Repeat the entries that follow verbatim, without any of their pictures.

---------- ENTRIES ----------

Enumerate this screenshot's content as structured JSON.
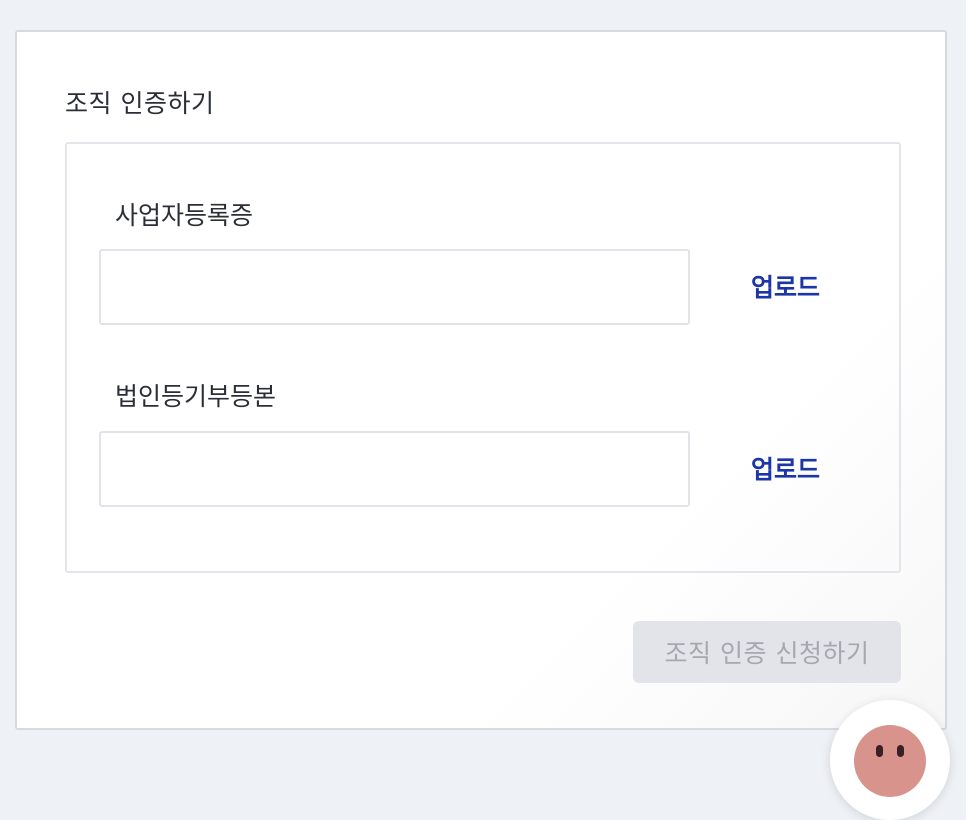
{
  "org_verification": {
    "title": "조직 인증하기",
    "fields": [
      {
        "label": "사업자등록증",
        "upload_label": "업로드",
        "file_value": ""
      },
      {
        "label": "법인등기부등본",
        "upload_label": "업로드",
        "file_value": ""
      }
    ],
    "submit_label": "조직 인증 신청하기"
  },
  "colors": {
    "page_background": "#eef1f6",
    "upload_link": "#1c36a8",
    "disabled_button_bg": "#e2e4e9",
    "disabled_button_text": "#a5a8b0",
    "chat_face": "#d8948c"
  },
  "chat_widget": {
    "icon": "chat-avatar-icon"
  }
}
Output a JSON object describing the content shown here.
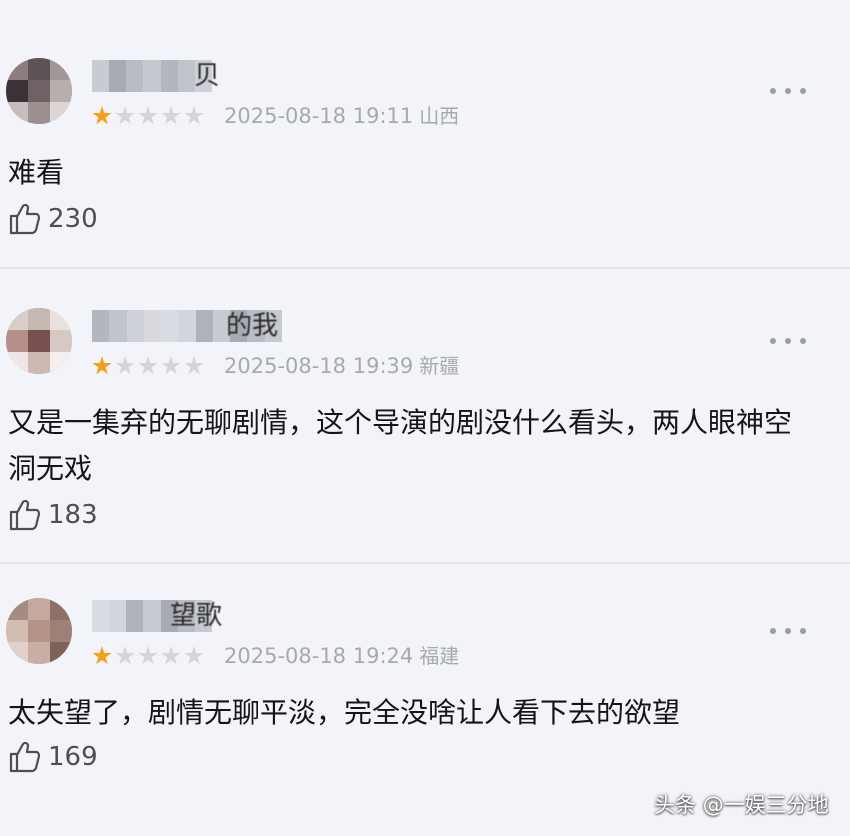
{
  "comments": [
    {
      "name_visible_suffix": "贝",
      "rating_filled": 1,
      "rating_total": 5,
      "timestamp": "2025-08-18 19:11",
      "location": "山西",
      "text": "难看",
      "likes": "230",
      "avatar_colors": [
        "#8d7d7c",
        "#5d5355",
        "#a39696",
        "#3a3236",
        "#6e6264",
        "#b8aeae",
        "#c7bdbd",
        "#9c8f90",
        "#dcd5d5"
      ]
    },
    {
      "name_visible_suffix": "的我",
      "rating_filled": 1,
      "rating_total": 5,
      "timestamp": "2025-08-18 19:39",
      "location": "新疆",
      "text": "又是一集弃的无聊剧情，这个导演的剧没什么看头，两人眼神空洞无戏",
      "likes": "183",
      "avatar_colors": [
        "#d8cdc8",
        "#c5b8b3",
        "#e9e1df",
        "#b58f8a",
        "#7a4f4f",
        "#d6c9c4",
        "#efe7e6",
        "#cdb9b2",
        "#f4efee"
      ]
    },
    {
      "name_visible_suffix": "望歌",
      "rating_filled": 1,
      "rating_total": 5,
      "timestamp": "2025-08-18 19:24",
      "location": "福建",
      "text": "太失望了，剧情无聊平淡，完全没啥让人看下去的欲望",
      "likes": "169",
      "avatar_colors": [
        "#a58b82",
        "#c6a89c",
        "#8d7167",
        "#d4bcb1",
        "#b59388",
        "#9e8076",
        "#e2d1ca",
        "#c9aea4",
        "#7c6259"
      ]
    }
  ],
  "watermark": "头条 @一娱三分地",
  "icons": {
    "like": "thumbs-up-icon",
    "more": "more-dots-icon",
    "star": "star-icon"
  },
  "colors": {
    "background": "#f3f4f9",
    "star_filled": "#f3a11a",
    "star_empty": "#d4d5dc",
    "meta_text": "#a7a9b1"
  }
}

----------

COMPLETED TASK:
Enumerate this screenshot's content as structured JSON.
{
  "org_verification": {
    "title": "조직 인증하기",
    "fields": [
      {
        "label": "사업자등록증",
        "upload_label": "업로드",
        "file_value": ""
      },
      {
        "label": "법인등기부등본",
        "upload_label": "업로드",
        "file_value": ""
      }
    ],
    "submit_label": "조직 인증 신청하기"
  },
  "colors": {
    "page_background": "#eef1f6",
    "upload_link": "#1c36a8",
    "disabled_button_bg": "#e2e4e9",
    "disabled_button_text": "#a5a8b0",
    "chat_face": "#d8948c"
  },
  "chat_widget": {
    "icon": "chat-avatar-icon"
  }
}
Output a JSON object describing the content shown here.
{
  "comments": [
    {
      "name_visible_suffix": "贝",
      "rating_filled": 1,
      "rating_total": 5,
      "timestamp": "2025-08-18 19:11",
      "location": "山西",
      "text": "难看",
      "likes": "230",
      "avatar_colors": [
        "#8d7d7c",
        "#5d5355",
        "#a39696",
        "#3a3236",
        "#6e6264",
        "#b8aeae",
        "#c7bdbd",
        "#9c8f90",
        "#dcd5d5"
      ]
    },
    {
      "name_visible_suffix": "的我",
      "rating_filled": 1,
      "rating_total": 5,
      "timestamp": "2025-08-18 19:39",
      "location": "新疆",
      "text": "又是一集弃的无聊剧情，这个导演的剧没什么看头，两人眼神空洞无戏",
      "likes": "183",
      "avatar_colors": [
        "#d8cdc8",
        "#c5b8b3",
        "#e9e1df",
        "#b58f8a",
        "#7a4f4f",
        "#d6c9c4",
        "#efe7e6",
        "#cdb9b2",
        "#f4efee"
      ]
    },
    {
      "name_visible_suffix": "望歌",
      "rating_filled": 1,
      "rating_total": 5,
      "timestamp": "2025-08-18 19:24",
      "location": "福建",
      "text": "太失望了，剧情无聊平淡，完全没啥让人看下去的欲望",
      "likes": "169",
      "avatar_colors": [
        "#a58b82",
        "#c6a89c",
        "#8d7167",
        "#d4bcb1",
        "#b59388",
        "#9e8076",
        "#e2d1ca",
        "#c9aea4",
        "#7c6259"
      ]
    }
  ],
  "watermark": "头条 @一娱三分地",
  "icons": {
    "like": "thumbs-up-icon",
    "more": "more-dots-icon",
    "star": "star-icon"
  },
  "colors": {
    "background": "#f3f4f9",
    "star_filled": "#f3a11a",
    "star_empty": "#d4d5dc",
    "meta_text": "#a7a9b1"
  }
}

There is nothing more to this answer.